▶ [Do this]
Find the lines that hold the word "acceden" and return them.

▶ [Extracted entries]
■ ■ ■ ■

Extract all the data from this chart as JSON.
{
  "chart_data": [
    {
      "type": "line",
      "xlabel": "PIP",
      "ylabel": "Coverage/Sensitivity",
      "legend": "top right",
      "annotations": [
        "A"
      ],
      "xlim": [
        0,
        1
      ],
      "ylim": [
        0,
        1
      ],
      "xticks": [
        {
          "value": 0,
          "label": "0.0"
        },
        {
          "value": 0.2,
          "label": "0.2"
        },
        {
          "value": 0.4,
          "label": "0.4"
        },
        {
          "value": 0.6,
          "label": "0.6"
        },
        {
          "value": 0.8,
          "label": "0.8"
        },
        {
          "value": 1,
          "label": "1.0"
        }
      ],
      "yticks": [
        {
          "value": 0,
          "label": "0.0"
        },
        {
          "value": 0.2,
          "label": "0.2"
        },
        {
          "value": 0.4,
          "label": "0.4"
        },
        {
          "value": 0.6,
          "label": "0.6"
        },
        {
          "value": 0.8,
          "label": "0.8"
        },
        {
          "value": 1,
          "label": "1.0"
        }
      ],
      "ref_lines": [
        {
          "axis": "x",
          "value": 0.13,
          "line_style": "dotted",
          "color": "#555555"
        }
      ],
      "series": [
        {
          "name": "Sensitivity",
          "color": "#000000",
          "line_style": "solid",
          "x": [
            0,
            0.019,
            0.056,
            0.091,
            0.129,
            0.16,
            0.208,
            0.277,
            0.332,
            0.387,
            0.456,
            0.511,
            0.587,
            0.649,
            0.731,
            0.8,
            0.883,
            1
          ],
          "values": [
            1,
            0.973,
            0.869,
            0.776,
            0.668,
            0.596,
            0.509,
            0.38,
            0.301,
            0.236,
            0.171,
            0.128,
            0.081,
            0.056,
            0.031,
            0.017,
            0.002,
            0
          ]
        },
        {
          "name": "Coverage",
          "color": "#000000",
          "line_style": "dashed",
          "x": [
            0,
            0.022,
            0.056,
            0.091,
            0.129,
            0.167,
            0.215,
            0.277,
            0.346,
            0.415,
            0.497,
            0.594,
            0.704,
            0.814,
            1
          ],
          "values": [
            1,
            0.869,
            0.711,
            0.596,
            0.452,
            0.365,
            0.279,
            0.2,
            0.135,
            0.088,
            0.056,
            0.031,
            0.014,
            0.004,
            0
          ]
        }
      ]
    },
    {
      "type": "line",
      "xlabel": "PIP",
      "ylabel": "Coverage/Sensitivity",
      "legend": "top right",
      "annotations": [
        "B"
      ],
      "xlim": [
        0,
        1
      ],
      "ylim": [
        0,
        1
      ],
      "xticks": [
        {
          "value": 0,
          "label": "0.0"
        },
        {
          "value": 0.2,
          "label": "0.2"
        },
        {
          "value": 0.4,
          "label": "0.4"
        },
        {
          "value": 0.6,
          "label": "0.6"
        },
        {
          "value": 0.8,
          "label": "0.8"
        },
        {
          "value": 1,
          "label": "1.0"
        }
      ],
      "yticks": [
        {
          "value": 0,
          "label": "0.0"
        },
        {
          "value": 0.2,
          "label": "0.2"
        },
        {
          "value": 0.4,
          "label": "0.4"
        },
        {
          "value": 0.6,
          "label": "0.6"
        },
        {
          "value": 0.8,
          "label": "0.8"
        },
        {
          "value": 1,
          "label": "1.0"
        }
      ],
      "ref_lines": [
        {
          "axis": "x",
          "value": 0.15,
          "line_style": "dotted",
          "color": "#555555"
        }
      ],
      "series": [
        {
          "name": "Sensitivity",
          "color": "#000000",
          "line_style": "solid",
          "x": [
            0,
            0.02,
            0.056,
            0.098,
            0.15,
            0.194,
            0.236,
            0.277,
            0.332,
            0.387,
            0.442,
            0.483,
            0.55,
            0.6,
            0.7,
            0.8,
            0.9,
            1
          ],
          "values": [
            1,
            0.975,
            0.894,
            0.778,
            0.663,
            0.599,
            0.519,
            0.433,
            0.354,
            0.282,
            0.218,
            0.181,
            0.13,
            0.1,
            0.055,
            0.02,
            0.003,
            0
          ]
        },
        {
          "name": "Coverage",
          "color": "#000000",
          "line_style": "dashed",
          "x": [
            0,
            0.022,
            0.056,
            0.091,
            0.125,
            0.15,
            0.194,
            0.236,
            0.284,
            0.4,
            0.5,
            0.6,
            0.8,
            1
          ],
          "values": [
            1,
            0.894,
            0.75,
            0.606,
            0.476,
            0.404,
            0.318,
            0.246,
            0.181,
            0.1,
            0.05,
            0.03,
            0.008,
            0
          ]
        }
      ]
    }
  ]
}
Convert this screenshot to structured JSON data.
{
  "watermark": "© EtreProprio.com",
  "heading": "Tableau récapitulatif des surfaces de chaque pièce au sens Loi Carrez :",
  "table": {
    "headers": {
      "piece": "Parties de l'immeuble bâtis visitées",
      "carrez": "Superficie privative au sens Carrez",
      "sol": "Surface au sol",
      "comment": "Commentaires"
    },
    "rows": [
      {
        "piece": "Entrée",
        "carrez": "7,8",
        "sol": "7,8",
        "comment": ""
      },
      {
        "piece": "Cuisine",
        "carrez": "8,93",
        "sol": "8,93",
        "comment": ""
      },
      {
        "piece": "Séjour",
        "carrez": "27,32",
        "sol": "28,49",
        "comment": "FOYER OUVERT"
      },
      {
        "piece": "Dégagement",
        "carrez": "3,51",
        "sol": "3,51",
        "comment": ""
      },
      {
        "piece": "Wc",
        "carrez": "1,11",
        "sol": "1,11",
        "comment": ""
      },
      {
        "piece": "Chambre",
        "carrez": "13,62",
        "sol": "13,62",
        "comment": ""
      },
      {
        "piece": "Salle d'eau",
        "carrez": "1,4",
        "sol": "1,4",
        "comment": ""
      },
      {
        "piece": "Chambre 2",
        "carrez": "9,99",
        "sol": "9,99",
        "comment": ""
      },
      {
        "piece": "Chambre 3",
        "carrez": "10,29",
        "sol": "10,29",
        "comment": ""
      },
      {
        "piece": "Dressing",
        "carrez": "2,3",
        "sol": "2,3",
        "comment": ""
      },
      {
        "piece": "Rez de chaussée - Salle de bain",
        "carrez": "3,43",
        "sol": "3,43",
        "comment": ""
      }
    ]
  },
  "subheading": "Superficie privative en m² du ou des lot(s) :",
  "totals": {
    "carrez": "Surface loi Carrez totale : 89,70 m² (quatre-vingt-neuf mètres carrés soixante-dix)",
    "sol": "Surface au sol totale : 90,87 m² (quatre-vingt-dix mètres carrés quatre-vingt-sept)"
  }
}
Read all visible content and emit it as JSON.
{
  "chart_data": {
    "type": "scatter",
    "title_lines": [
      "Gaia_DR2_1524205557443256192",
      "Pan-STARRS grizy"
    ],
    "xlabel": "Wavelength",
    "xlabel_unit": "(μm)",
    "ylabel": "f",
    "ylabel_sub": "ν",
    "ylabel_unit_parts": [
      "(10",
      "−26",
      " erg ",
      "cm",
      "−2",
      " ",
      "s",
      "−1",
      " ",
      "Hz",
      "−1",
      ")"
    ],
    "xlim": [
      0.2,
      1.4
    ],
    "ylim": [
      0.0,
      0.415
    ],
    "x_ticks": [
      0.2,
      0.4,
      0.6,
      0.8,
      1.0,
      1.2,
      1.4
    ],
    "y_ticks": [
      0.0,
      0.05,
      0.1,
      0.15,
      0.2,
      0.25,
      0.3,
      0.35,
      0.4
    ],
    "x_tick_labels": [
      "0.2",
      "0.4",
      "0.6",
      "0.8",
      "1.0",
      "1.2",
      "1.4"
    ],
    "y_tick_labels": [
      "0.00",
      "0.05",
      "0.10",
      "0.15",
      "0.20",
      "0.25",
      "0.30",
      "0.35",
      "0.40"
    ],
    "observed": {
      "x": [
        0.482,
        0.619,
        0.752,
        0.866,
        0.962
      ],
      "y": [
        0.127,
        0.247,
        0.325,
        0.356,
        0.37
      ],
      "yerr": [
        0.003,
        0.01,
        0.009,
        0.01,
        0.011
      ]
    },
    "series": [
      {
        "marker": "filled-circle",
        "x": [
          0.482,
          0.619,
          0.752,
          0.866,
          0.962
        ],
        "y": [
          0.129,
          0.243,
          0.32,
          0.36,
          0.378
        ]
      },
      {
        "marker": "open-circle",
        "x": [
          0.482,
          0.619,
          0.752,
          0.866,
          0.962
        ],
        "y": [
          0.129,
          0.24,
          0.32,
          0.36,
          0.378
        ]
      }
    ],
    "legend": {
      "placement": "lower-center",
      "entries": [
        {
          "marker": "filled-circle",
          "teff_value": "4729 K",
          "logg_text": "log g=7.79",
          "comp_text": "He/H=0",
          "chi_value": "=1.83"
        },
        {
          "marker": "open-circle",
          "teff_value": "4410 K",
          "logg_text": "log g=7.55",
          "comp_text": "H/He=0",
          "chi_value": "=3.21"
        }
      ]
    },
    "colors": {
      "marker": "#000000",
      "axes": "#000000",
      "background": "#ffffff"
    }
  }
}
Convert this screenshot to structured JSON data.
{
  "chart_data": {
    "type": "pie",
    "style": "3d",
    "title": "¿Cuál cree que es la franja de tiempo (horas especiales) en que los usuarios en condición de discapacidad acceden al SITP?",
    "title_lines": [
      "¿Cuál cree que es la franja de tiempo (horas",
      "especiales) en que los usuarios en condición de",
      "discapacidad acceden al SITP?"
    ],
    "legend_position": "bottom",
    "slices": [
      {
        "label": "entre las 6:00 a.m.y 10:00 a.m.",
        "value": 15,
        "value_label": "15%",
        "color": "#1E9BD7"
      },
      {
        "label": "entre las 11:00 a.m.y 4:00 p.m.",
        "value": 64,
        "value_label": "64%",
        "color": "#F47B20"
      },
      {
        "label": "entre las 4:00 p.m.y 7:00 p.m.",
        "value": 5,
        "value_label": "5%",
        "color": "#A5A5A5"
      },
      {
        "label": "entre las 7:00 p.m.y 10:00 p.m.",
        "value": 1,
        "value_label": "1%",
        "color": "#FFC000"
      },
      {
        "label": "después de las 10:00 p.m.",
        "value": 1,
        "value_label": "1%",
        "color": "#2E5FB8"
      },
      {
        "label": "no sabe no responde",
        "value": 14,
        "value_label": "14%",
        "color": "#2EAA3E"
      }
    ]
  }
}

■ ■ ■ ■

▶ [In response]
    "title": "¿Cuál cree que es la franja de tiempo (horas especiales) en que los usuarios en condición de discapacidad acceden al SITP?",
      "discapacidad acceden al SITP?"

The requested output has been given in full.